● Stored records:
--- BEGIN ---
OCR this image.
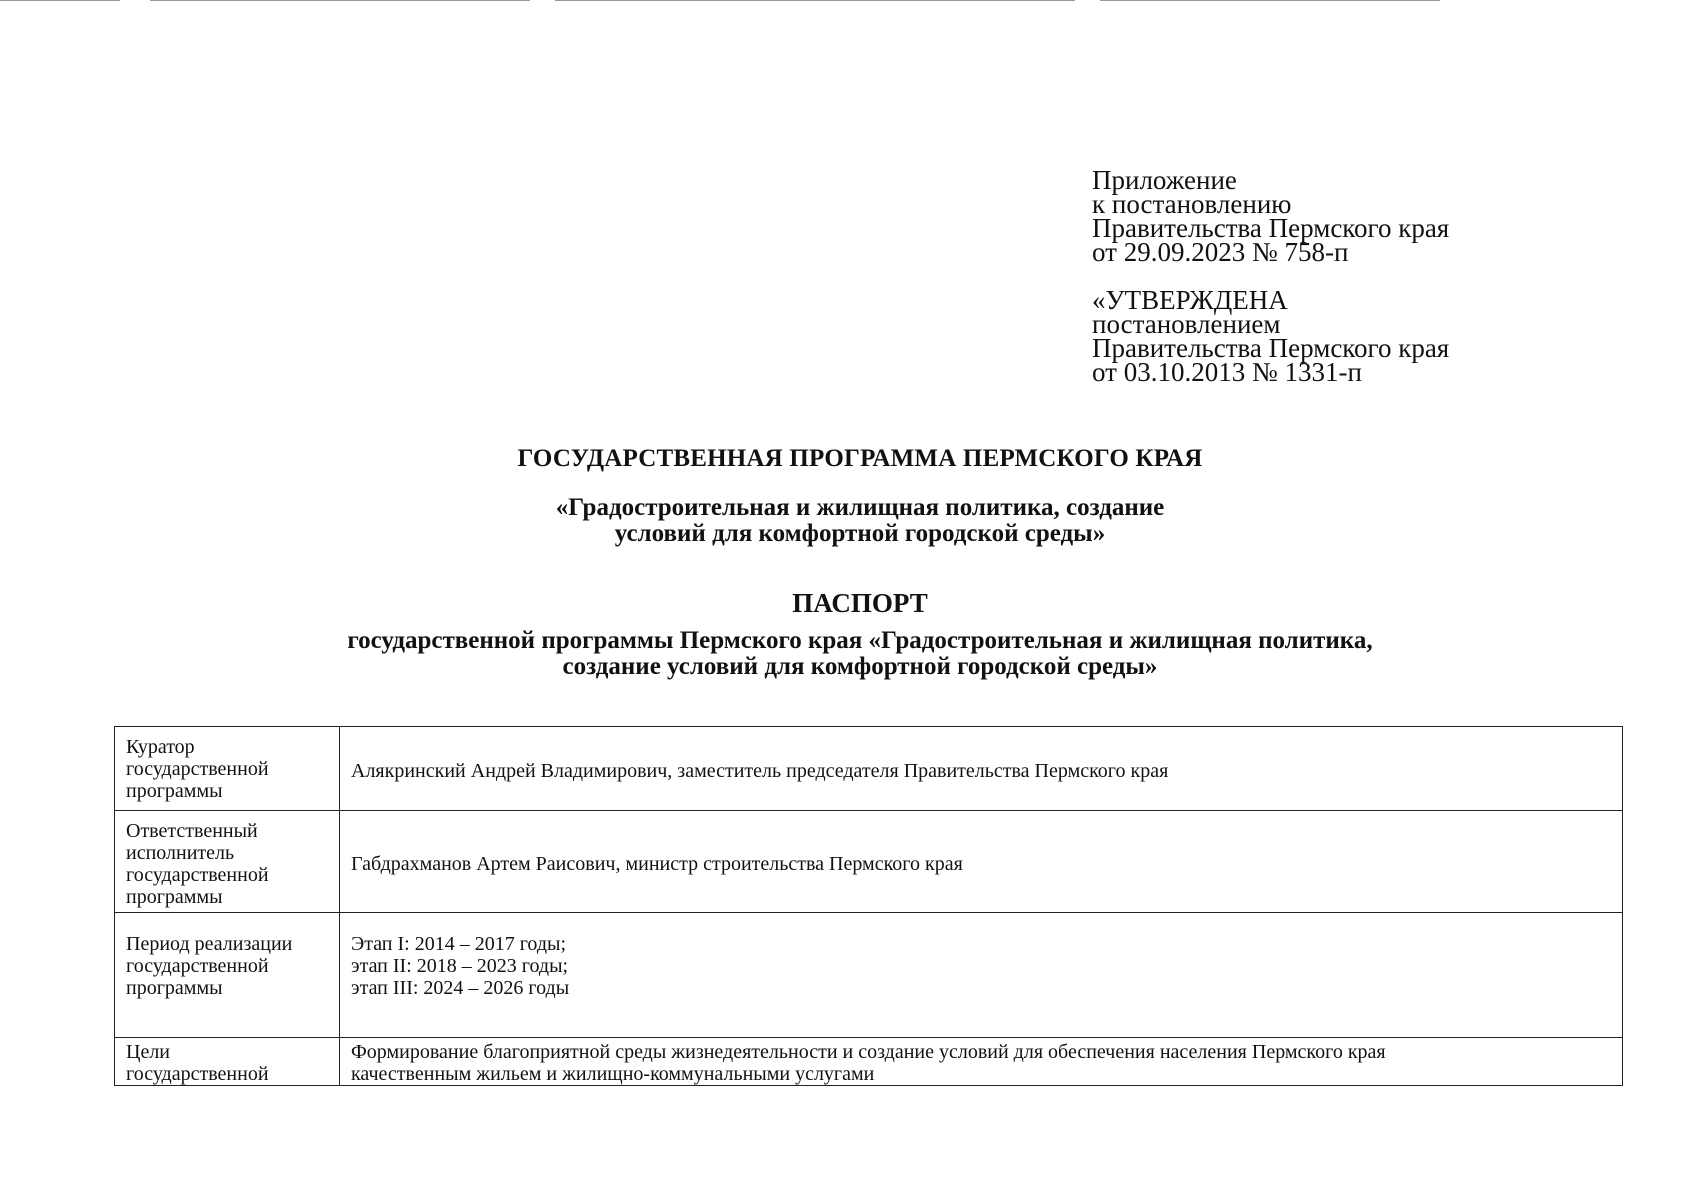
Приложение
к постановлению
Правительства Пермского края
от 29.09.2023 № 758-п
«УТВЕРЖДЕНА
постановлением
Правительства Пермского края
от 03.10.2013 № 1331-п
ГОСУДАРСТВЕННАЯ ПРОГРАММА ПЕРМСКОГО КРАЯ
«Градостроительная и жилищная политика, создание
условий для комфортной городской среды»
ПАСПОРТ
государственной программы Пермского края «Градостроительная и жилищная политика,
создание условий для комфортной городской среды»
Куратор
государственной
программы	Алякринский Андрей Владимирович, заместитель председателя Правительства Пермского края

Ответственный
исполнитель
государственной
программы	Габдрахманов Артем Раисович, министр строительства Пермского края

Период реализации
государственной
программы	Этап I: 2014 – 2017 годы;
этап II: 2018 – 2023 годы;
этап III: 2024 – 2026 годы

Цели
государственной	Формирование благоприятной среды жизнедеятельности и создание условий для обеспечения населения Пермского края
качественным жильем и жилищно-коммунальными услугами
--- END ---
● The problem:
Retype each entry precisely. Skip images entirely.

● Result of this exercise:
OCR this image.
Приложение
к постановлению
Правительства Пермского края
от 29.09.2023 № 758-п
«УТВЕРЖДЕНА
постановлением
Правительства Пермского края
от 03.10.2013 № 1331-п
ГОСУДАРСТВЕННАЯ ПРОГРАММА ПЕРМСКОГО КРАЯ
«Градостроительная и жилищная политика, создание
условий для комфортной городской среды»
ПАСПОРТ
государственной программы Пермского края «Градостроительная и жилищная политика,
создание условий для комфортной городской среды»
Куратор
государственной
программы	Алякринский Андрей Владимирович, заместитель председателя Правительства Пермского края

Ответственный
исполнитель
государственной
программы	Габдрахманов Артем Раисович, министр строительства Пермского края

Период реализации
государственной
программы	Этап I: 2014 – 2017 годы;
этап II: 2018 – 2023 годы;
этап III: 2024 – 2026 годы

Цели
государственной	Формирование благоприятной среды жизнедеятельности и создание условий для обеспечения населения Пермского края
качественным жильем и жилищно-коммунальными услугами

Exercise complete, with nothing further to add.